═══ Listed records

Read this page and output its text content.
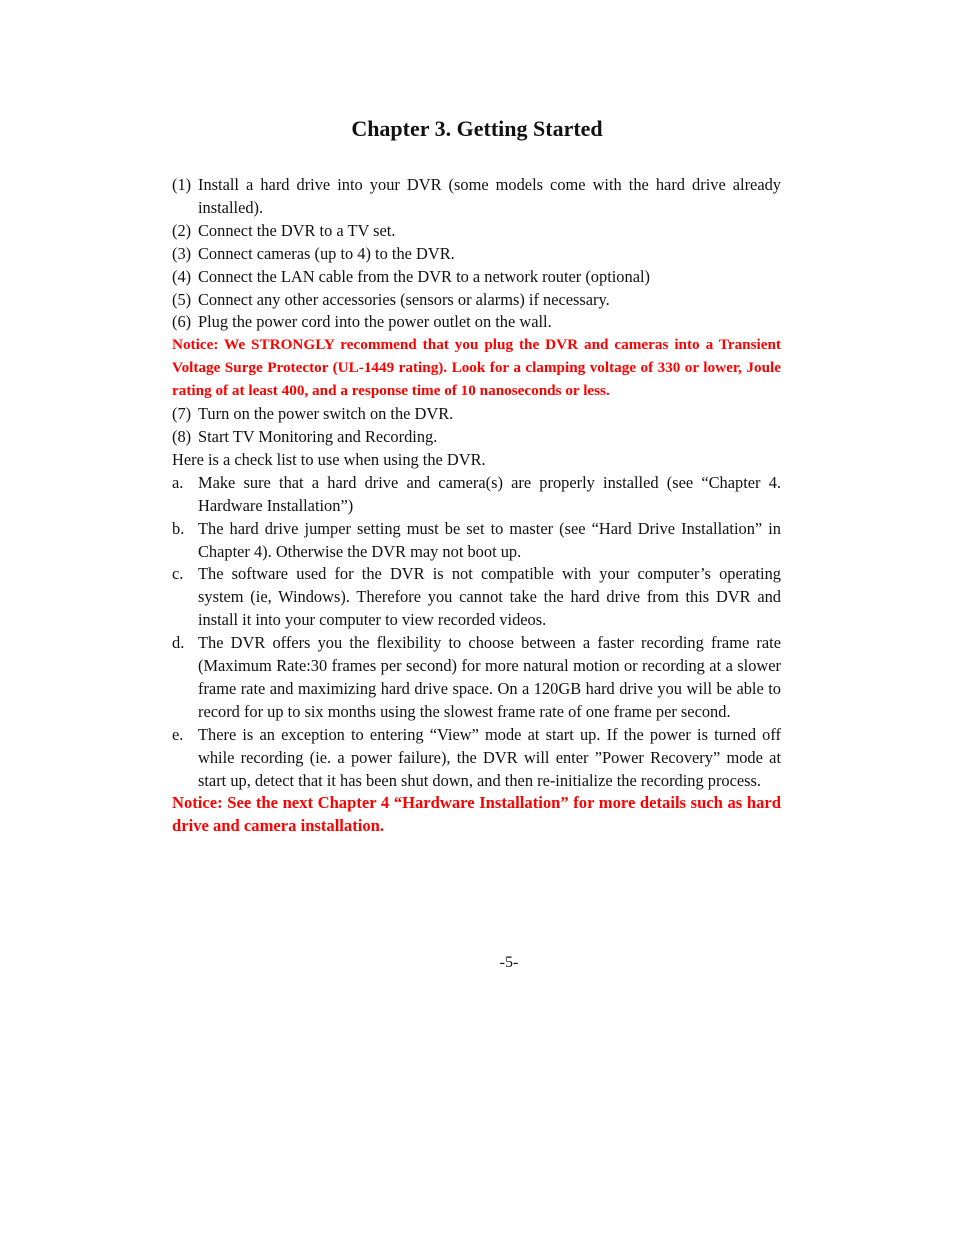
Chapter 3. Getting Started
(1) Install a hard drive into your DVR (some models come with the hard drive already installed).
(2) Connect the DVR to a TV set.
(3) Connect cameras (up to 4) to the DVR.
(4) Connect the LAN cable from the DVR to a network router (optional)
(5) Connect any other accessories (sensors or alarms) if necessary.
(6) Plug the power cord into the power outlet on the wall.
Notice: We STRONGLY recommend that you plug the DVR and cameras into a Transient Voltage Surge Protector (UL-1449 rating). Look for a clamping voltage of 330 or lower, Joule rating of at least 400, and a response time of 10 nanoseconds or less.
(7) Turn on the power switch on the DVR.
(8) Start TV Monitoring and Recording.
Here is a check list to use when using the DVR.
a. Make sure that a hard drive and camera(s) are properly installed (see “Chapter 4. Hardware Installation”)
b. The hard drive jumper setting must be set to master (see “Hard Drive Installation” in Chapter 4). Otherwise the DVR may not boot up.
c. The software used for the DVR is not compatible with your computer’s operating system (ie, Windows). Therefore you cannot take the hard drive from this DVR and install it into your computer to view recorded videos.
d. The DVR offers you the flexibility to choose between a faster recording frame rate (Maximum Rate:30 frames per second) for more natural motion or recording at a slower frame rate and maximizing hard drive space. On a 120GB hard drive you will be able to record for up to six months using the slowest frame rate of one frame per second.
e. There is an exception to entering “View” mode at start up. If the power is turned off while recording (ie. a power failure), the DVR will enter ”Power Recovery” mode at start up, detect that it has been shut down, and then re-initialize the recording process.
Notice: See the next Chapter 4 “Hardware Installation” for more details such as hard drive and camera installation.
-5-
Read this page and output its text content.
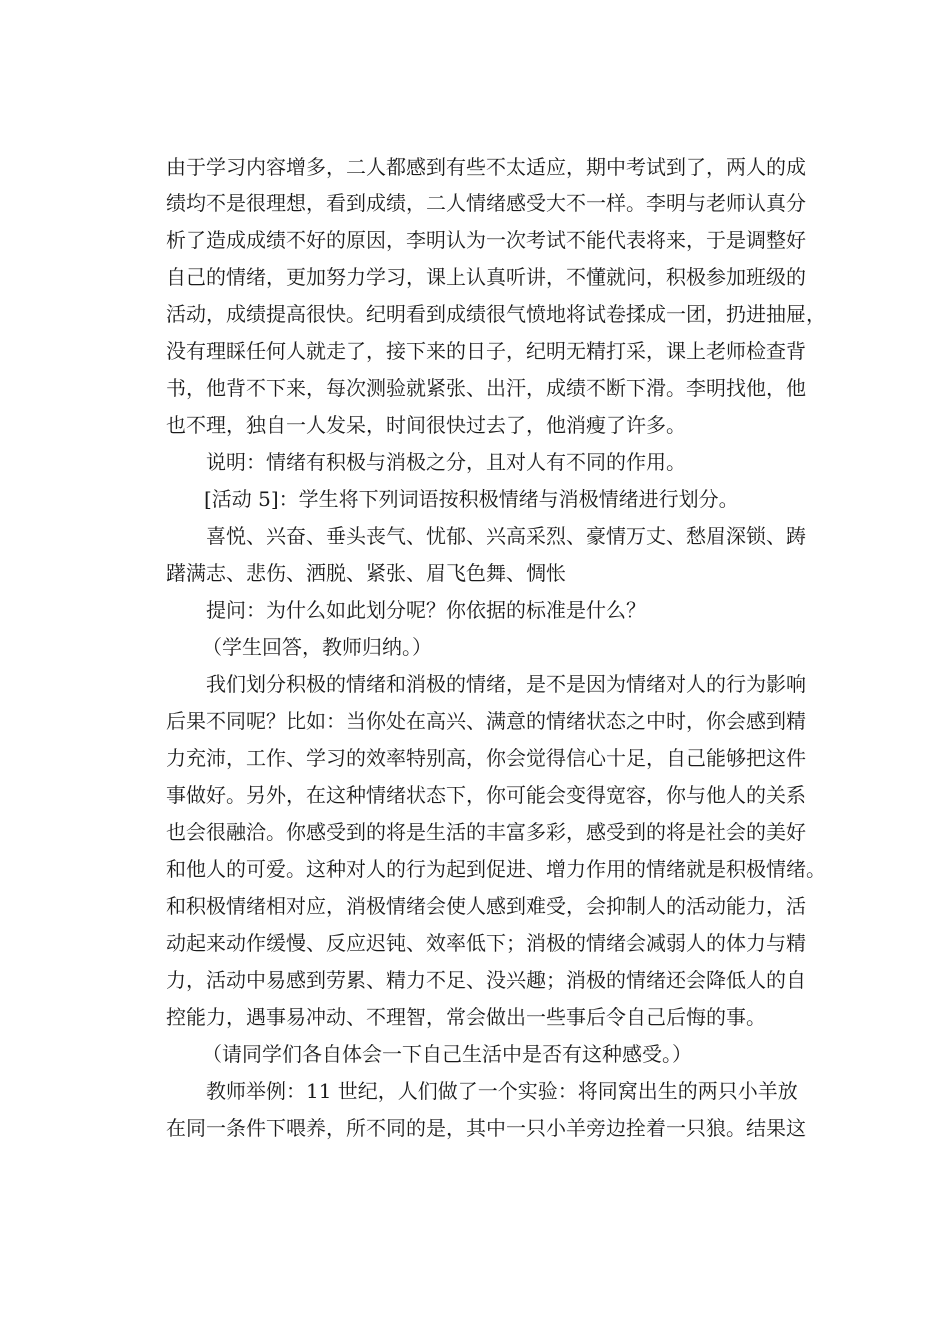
由于学习内容增多，二人都感到有些不太适应，期中考试到了，两人的成
绩均不是很理想，看到成绩，二人情绪感受大不一样。李明与老师认真分
析了造成成绩不好的原因，李明认为一次考试不能代表将来，于是调整好
自己的情绪，更加努力学习，课上认真听讲，不懂就问，积极参加班级的
活动，成绩提高很快。纪明看到成绩很气愤地将试卷揉成一团，扔进抽屉，
没有理睬任何人就走了，接下来的日子，纪明无精打采，课上老师检查背
书，他背不下来，每次测验就紧张、出汗，成绩不断下滑。李明找他，他
也不理，独自一人发呆，时间很快过去了，他消瘦了许多。
说明：情绪有积极与消极之分，且对人有不同的作用。
[活动 5]：学生将下列词语按积极情绪与消极情绪进行划分。
喜悦、兴奋、垂头丧气、忧郁、兴高采烈、豪情万丈、愁眉深锁、踌
躇满志、悲伤、洒脱、紧张、眉飞色舞、惆怅
提问：为什么如此划分呢？你依据的标准是什么？
（学生回答，教师归纳。）
我们划分积极的情绪和消极的情绪，是不是因为情绪对人的行为影响
后果不同呢？比如：当你处在高兴、满意的情绪状态之中时，你会感到精
力充沛，工作、学习的效率特别高，你会觉得信心十足，自己能够把这件
事做好。另外，在这种情绪状态下，你可能会变得宽容，你与他人的关系
也会很融洽。你感受到的将是生活的丰富多彩，感受到的将是社会的美好
和他人的可爱。这种对人的行为起到促进、增力作用的情绪就是积极情绪。
和积极情绪相对应，消极情绪会使人感到难受，会抑制人的活动能力，活
动起来动作缓慢、反应迟钝、效率低下；消极的情绪会减弱人的体力与精
力，活动中易感到劳累、精力不足、没兴趣；消极的情绪还会降低人的自
控能力，遇事易冲动、不理智，常会做出一些事后令自己后悔的事。
（请同学们各自体会一下自己生活中是否有这种感受。）
教师举例：11 世纪，人们做了一个实验：将同窝出生的两只小羊放
在同一条件下喂养，所不同的是，其中一只小羊旁边拴着一只狼。结果这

══════

> **Written instruction**
Keep only those lines of the records that hold "Hardware", and return them.

> **The solution**
a. Make sure that a hard drive and camera(s) are properly installed (see “Chapter 4. Hardware Installation”)
Notice: See the next Chapter 4 “Hardware Installation” for more details such as hard drive and camera installation.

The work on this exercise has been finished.